[Records from a collection]
******************************

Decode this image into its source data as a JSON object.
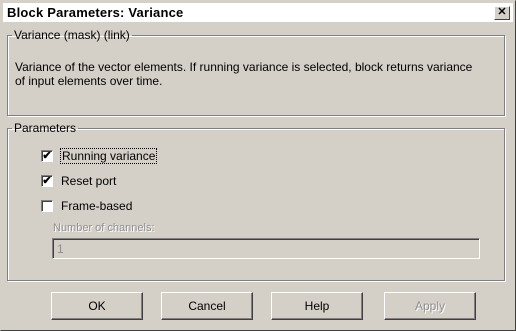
{
  "window": {
    "title": "Block Parameters: Variance",
    "close_glyph": "✕"
  },
  "mask_group": {
    "legend": "Variance (mask) (link)",
    "description": "Variance of the vector elements. If running variance is selected, block returns variance of input elements over time."
  },
  "params_group": {
    "legend": "Parameters",
    "checkboxes": [
      {
        "label": "Running variance",
        "checked": true,
        "mark": "✔"
      },
      {
        "label": "Reset port",
        "checked": true,
        "mark": "✔"
      },
      {
        "label": "Frame-based",
        "checked": false,
        "mark": ""
      }
    ],
    "channels_label": "Number of channels:",
    "channels_value": "1"
  },
  "buttons": {
    "ok": "OK",
    "cancel": "Cancel",
    "help": "Help",
    "apply": "Apply"
  }
}
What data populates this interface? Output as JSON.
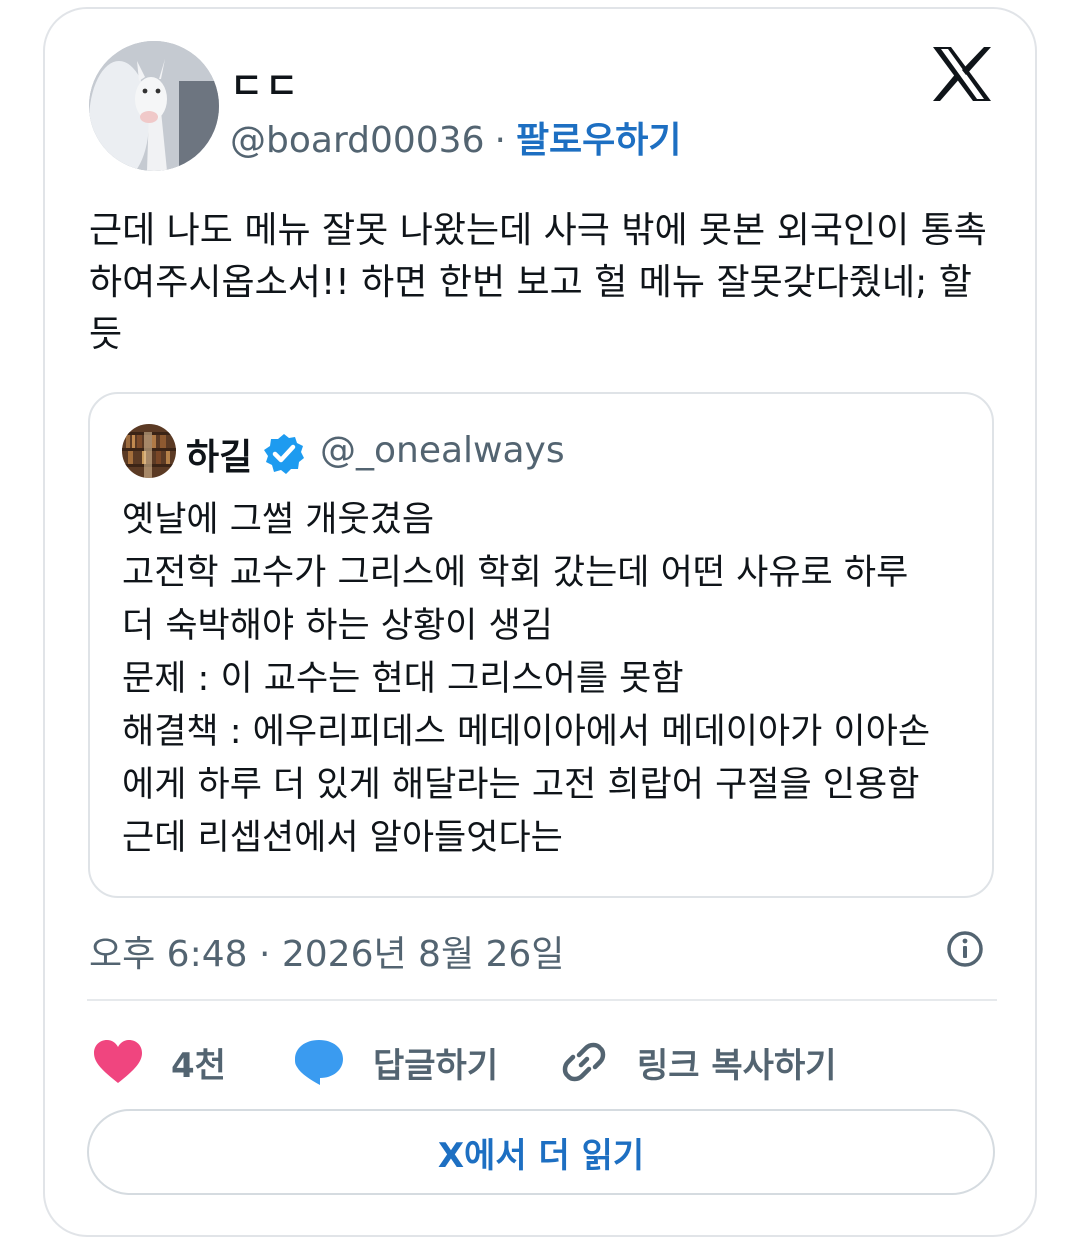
{
  "tweet": {
    "display_name": "ㄷㄷ",
    "handle": "@board00036",
    "separator": "·",
    "follow_label": "팔로우하기",
    "text": "근데 나도 메뉴 잘못 나왔는데 사극 밖에 못본 외국인이 통촉\n하여주시옵소서!! 하면 한번 보고 헐 메뉴 잘못갖다줬네; 할\n듯",
    "logo_icon": "x-logo-icon",
    "timestamp": "오후 6:48 · 2026년 8월 26일"
  },
  "quoted_tweet": {
    "display_name": "하길",
    "verified_icon": "verified-badge-icon",
    "handle": "@_onealways",
    "text": "옛날에 그썰 개웃겼음\n고전학 교수가 그리스에 학회 갔는데 어떤 사유로 하루\n더 숙박해야 하는 상황이 생김\n문제 : 이 교수는 현대 그리스어를 못함\n해결책 : 에우리피데스 메데이아에서 메데이아가 이아손\n에게 하루 더 있게 해달라는 고전 희랍어 구절을 인용함\n근데 리셉션에서 알아들엇다는"
  },
  "actions": {
    "like_count": "4천",
    "reply_label": "답글하기",
    "copy_link_label": "링크 복사하기"
  },
  "footer": {
    "read_more_label": "X에서 더 읽기"
  },
  "colors": {
    "accent": "#1d6fc2",
    "heart": "#f0457f",
    "reply_bubble": "#3a9bf0",
    "muted_text": "#536471"
  }
}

******************************

AIM: Leave out all images, then reproduce the entries above exactly.

RESPONSE TO THE TASK:
Decode this image into its source data as a JSON object.
{
  "window": {
    "title": "Block Parameters: Variance",
    "close_glyph": "✕"
  },
  "mask_group": {
    "legend": "Variance (mask) (link)",
    "description": "Variance of the vector elements. If running variance is selected, block returns variance of input elements over time."
  },
  "params_group": {
    "legend": "Parameters",
    "checkboxes": [
      {
        "label": "Running variance",
        "checked": true,
        "mark": "✔"
      },
      {
        "label": "Reset port",
        "checked": true,
        "mark": "✔"
      },
      {
        "label": "Frame-based",
        "checked": false,
        "mark": ""
      }
    ],
    "channels_label": "Number of channels:",
    "channels_value": "1"
  },
  "buttons": {
    "ok": "OK",
    "cancel": "Cancel",
    "help": "Help",
    "apply": "Apply"
  }
}
What data populates this interface? Output as JSON.
{
  "tweet": {
    "display_name": "ㄷㄷ",
    "handle": "@board00036",
    "separator": "·",
    "follow_label": "팔로우하기",
    "text": "근데 나도 메뉴 잘못 나왔는데 사극 밖에 못본 외국인이 통촉\n하여주시옵소서!! 하면 한번 보고 헐 메뉴 잘못갖다줬네; 할\n듯",
    "logo_icon": "x-logo-icon",
    "timestamp": "오후 6:48 · 2026년 8월 26일"
  },
  "quoted_tweet": {
    "display_name": "하길",
    "verified_icon": "verified-badge-icon",
    "handle": "@_onealways",
    "text": "옛날에 그썰 개웃겼음\n고전학 교수가 그리스에 학회 갔는데 어떤 사유로 하루\n더 숙박해야 하는 상황이 생김\n문제 : 이 교수는 현대 그리스어를 못함\n해결책 : 에우리피데스 메데이아에서 메데이아가 이아손\n에게 하루 더 있게 해달라는 고전 희랍어 구절을 인용함\n근데 리셉션에서 알아들엇다는"
  },
  "actions": {
    "like_count": "4천",
    "reply_label": "답글하기",
    "copy_link_label": "링크 복사하기"
  },
  "footer": {
    "read_more_label": "X에서 더 읽기"
  },
  "colors": {
    "accent": "#1d6fc2",
    "heart": "#f0457f",
    "reply_bubble": "#3a9bf0",
    "muted_text": "#536471"
  }
}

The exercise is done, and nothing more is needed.